Rows from a figure dataset
▼▼▼

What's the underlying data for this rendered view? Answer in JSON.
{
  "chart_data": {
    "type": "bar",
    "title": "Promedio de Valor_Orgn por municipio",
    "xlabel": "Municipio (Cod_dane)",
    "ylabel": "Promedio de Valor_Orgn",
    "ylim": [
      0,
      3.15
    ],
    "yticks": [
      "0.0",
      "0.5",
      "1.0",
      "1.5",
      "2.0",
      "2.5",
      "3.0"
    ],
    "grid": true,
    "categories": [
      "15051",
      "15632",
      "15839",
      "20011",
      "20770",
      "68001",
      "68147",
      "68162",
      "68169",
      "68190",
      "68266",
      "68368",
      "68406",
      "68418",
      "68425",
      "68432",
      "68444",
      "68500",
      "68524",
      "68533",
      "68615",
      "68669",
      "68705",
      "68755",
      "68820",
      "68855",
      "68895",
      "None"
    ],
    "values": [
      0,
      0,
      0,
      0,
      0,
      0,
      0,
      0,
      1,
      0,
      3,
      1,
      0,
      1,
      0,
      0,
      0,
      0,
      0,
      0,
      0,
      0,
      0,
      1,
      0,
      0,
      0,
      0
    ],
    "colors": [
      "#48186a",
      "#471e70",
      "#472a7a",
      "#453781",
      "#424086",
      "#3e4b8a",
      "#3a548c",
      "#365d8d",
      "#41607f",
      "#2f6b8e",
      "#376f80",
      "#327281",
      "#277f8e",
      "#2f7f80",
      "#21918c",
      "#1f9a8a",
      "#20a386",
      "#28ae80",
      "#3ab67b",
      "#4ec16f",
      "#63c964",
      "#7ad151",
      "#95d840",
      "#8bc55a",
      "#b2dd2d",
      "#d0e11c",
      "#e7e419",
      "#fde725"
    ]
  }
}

▲▲▲

Show every line where the string "Promedio" appears.

=== EXERCISE RESULT ===
    "title": "Promedio de Valor_Orgn por municipio",
    "ylabel": "Promedio de Valor_Orgn",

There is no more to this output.